begin Provided information

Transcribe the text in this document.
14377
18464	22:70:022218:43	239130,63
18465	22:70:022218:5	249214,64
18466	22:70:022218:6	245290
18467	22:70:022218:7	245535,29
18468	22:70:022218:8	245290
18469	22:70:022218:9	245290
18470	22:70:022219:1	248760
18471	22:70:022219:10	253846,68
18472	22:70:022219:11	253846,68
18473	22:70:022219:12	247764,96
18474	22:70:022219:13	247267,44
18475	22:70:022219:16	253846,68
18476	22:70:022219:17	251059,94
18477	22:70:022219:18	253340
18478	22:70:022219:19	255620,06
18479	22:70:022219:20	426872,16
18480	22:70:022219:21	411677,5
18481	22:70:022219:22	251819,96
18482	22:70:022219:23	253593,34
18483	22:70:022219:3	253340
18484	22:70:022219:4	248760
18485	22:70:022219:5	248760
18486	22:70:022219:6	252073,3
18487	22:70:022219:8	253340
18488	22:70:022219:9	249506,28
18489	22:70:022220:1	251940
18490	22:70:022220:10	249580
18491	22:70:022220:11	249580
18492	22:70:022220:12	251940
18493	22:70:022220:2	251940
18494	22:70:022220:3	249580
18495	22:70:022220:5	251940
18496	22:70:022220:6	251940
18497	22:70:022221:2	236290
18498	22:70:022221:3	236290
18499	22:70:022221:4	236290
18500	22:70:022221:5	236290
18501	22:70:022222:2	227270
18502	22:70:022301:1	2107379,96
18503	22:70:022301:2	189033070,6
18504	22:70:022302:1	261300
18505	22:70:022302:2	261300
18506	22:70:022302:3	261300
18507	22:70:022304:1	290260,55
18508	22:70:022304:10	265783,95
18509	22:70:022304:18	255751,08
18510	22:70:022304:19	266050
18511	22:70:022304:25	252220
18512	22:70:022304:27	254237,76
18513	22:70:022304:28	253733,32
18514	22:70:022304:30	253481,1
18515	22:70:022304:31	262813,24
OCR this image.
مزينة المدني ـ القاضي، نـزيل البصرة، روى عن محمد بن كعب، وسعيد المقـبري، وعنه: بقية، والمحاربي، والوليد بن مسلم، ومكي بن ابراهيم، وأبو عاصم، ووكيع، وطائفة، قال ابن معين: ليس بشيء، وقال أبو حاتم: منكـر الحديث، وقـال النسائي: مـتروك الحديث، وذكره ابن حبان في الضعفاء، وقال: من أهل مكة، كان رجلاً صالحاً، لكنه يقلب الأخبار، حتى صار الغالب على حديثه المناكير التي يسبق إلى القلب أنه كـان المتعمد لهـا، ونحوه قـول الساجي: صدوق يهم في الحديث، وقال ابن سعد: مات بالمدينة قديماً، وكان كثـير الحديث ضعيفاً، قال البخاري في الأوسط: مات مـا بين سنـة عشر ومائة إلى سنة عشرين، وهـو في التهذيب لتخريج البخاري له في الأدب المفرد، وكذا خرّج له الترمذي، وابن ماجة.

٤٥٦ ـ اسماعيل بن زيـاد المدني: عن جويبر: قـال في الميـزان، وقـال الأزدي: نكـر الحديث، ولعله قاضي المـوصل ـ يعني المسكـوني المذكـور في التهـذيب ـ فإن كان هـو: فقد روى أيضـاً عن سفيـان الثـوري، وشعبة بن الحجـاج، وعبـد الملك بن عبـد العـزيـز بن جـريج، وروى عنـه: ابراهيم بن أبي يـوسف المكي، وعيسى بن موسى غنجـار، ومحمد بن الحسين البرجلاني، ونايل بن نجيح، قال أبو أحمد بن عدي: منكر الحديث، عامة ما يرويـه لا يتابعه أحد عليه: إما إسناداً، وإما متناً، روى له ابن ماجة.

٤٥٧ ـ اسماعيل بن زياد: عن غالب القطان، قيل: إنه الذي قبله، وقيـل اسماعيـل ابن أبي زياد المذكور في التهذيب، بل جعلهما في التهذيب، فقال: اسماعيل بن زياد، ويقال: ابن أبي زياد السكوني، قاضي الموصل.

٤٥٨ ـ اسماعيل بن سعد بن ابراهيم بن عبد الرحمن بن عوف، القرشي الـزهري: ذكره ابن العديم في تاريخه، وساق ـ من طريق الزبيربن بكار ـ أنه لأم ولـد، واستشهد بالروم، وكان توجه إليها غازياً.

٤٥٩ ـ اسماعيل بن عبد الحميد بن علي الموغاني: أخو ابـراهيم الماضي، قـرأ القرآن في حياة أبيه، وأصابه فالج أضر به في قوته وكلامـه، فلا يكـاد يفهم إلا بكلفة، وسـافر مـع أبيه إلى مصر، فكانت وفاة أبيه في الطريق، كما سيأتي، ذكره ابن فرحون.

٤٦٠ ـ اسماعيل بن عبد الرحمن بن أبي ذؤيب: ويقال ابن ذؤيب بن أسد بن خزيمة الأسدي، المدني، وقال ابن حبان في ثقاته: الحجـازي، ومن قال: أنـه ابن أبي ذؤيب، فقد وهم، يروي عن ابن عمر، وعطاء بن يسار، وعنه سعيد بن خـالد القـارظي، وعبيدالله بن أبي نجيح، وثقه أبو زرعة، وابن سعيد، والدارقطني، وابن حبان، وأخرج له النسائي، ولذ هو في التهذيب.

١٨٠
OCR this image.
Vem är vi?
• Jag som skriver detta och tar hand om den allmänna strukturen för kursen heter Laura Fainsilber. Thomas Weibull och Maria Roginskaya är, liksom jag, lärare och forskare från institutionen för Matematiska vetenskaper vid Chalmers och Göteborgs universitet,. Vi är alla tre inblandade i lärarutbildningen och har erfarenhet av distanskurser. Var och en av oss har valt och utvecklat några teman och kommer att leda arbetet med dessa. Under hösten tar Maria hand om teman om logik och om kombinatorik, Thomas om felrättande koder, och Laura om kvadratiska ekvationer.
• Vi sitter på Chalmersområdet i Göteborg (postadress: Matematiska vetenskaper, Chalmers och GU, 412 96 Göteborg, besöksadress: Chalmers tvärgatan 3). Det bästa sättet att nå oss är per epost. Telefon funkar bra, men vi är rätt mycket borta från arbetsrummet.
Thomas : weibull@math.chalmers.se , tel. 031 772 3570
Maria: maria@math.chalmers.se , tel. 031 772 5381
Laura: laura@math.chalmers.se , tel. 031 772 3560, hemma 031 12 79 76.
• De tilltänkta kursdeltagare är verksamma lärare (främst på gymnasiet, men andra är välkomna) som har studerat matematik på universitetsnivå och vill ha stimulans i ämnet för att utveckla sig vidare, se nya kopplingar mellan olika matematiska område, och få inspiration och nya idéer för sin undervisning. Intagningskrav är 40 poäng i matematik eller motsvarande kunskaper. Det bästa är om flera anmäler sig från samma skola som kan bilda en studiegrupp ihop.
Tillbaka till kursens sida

end Provided information

* Set task *
Reproduce each line holding the word "وابن".

* Result *
مزينة المدني ـ القاضي، نـزيل البصرة، روى عن محمد بن كعب، وسعيد المقـبري، وعنه: بقية، والمحاربي، والوليد بن مسلم، ومكي بن ابراهيم، وأبو عاصم، ووكيع، وطائفة، قال ابن معين: ليس بشيء، وقال أبو حاتم: منكـر الحديث، وقـال النسائي: مـتروك الحديث، وذكره ابن حبان في الضعفاء، وقال: من أهل مكة، كان رجلاً صالحاً، لكنه يقلب الأخبار، حتى صار الغالب على حديثه المناكير التي يسبق إلى القلب أنه كـان المتعمد لهـا، ونحوه قـول الساجي: صدوق يهم في الحديث، وقال ابن سعد: مات بالمدينة قديماً، وكان كثـير الحديث ضعيفاً، قال البخاري في الأوسط: مات مـا بين سنـة عشر ومائة إلى سنة عشرين، وهـو في التهذيب لتخريج البخاري له في الأدب المفرد، وكذا خرّج له الترمذي، وابن ماجة.
٤٦٠ ـ اسماعيل بن عبد الرحمن بن أبي ذؤيب: ويقال ابن ذؤيب بن أسد بن خزيمة الأسدي، المدني، وقال ابن حبان في ثقاته: الحجـازي، ومن قال: أنـه ابن أبي ذؤيب، فقد وهم، يروي عن ابن عمر، وعطاء بن يسار، وعنه سعيد بن خـالد القـارظي، وعبيدالله بن أبي نجيح، وثقه أبو زرعة، وابن سعيد، والدارقطني، وابن حبان، وأخرج له النسائي، ولذ هو في التهذيب.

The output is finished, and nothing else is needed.